_Task details_.
Pull every line with the word "Smart" out of the entries below.

_Extracted data_.

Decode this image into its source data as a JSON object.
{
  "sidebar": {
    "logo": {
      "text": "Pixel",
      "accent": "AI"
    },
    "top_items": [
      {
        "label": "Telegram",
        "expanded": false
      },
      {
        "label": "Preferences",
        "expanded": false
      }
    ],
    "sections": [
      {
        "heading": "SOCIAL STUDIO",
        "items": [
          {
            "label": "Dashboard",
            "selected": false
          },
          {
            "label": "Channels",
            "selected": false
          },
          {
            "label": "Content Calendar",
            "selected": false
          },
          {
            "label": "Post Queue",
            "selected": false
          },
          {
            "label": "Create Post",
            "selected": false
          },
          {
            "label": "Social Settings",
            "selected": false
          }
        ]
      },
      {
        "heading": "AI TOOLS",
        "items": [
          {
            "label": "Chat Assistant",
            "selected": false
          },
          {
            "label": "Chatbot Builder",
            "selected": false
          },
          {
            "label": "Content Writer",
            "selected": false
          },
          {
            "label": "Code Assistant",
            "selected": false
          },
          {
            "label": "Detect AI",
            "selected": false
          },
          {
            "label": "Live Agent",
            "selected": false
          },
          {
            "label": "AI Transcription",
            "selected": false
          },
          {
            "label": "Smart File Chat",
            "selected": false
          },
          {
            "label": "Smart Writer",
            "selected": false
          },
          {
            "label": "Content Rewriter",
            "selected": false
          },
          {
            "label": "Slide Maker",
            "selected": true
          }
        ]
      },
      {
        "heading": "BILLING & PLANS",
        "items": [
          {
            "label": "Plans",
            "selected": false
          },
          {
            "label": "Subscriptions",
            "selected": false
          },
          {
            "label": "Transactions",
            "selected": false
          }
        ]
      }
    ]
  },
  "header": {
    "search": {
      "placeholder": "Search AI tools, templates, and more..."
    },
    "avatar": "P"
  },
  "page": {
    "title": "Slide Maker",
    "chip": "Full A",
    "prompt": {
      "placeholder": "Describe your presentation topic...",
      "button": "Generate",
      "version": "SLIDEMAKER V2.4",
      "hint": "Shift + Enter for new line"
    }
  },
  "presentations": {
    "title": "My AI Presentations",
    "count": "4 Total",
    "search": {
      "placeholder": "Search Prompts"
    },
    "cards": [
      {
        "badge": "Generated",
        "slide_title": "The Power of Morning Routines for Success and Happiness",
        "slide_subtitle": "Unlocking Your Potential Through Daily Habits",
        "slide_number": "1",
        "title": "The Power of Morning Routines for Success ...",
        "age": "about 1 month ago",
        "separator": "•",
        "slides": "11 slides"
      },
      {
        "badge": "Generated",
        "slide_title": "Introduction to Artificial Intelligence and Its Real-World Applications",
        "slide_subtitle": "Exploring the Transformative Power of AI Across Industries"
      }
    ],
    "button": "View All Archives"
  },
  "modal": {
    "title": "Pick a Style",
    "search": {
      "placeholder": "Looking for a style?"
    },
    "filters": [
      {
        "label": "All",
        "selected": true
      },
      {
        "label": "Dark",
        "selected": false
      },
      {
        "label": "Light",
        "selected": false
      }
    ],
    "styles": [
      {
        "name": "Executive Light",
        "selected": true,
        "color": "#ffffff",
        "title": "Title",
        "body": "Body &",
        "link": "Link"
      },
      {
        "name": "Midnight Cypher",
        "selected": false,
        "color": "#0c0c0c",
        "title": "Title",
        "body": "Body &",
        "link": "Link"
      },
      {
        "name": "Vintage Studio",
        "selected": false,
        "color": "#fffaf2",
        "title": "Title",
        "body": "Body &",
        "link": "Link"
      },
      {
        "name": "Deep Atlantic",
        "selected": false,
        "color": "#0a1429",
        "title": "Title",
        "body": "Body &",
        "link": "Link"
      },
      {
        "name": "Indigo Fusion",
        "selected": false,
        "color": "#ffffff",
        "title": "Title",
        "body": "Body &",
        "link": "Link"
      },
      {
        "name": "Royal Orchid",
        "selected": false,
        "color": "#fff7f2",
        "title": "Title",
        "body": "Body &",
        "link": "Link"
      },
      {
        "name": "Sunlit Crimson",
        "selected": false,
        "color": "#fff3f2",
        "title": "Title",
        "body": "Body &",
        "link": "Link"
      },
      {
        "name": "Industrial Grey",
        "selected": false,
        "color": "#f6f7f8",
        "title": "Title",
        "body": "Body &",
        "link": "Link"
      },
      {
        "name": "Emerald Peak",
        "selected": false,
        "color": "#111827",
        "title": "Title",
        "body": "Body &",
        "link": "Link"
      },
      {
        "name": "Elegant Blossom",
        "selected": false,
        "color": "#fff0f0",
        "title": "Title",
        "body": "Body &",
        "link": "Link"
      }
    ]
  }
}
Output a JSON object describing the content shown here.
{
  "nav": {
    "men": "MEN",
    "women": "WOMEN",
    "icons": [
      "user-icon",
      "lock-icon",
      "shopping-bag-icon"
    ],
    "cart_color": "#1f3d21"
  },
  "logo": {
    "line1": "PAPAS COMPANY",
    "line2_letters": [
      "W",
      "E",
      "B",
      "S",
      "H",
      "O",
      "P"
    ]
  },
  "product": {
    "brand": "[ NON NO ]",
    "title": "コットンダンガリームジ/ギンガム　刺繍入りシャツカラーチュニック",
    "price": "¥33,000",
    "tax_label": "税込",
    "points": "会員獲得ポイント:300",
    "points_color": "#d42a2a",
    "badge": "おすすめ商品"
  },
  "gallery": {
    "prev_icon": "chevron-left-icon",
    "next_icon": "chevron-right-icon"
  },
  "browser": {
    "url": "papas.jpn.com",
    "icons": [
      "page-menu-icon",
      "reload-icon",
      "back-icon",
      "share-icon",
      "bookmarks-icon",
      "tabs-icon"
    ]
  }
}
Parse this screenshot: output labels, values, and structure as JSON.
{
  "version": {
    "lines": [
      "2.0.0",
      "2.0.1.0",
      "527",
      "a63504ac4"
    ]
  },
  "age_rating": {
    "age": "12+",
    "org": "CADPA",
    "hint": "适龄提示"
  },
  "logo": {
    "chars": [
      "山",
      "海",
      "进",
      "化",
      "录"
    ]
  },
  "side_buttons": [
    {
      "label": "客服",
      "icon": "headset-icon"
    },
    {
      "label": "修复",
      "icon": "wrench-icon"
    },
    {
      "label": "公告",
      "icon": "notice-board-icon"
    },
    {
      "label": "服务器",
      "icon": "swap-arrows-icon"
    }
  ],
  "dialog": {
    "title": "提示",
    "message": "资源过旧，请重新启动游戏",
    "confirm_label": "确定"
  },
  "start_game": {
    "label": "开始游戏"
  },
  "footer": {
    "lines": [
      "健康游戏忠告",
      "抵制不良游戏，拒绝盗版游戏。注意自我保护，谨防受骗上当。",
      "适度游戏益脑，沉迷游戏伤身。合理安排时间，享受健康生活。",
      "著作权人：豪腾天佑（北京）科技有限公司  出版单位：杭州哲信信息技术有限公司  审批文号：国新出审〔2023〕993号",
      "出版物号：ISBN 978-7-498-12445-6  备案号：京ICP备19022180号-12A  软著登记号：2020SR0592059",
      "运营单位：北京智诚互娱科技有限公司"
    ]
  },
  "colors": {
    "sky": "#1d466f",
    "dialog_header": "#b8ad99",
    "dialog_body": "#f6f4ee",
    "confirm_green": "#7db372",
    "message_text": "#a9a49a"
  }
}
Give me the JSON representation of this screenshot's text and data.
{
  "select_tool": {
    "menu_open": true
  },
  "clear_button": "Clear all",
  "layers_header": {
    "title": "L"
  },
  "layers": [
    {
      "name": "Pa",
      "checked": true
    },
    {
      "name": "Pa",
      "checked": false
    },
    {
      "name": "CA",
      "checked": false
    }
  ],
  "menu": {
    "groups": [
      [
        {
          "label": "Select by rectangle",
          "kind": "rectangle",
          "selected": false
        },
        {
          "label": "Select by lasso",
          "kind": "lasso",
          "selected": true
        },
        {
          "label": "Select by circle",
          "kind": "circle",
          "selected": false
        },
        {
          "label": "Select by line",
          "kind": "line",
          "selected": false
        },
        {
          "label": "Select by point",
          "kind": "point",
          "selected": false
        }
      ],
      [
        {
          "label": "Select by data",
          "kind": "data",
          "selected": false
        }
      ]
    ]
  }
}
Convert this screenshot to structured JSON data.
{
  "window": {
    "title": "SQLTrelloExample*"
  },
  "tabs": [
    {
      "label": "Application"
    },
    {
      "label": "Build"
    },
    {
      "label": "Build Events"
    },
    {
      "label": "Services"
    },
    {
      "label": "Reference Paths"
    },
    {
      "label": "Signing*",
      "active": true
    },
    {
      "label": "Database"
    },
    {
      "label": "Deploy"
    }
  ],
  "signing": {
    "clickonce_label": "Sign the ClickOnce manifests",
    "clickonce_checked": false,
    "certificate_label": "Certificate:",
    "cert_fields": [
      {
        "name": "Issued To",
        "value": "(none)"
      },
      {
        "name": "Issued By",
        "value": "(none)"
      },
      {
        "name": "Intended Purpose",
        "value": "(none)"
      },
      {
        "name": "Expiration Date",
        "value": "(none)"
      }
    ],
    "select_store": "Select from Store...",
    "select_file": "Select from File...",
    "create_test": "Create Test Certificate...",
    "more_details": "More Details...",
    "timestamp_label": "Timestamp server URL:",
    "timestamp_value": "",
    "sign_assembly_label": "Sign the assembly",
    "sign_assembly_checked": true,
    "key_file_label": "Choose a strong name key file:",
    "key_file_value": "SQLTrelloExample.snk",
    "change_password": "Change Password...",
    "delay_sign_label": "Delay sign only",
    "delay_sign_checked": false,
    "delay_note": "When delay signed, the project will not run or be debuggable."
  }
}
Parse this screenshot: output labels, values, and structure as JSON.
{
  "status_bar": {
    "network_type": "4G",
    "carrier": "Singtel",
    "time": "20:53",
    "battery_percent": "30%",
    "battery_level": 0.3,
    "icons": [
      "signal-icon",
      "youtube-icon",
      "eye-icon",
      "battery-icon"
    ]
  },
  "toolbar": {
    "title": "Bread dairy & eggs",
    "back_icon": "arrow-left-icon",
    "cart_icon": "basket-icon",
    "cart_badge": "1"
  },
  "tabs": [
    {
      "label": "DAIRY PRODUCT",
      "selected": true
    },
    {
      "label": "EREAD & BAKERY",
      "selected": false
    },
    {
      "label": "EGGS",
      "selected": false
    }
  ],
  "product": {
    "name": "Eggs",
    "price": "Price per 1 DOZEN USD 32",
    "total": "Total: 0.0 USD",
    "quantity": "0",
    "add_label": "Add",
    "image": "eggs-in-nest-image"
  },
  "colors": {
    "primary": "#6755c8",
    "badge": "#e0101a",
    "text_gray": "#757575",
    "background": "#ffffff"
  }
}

_Result of the task_.
            "label": "Smart File Chat",
            "label": "Smart Writer",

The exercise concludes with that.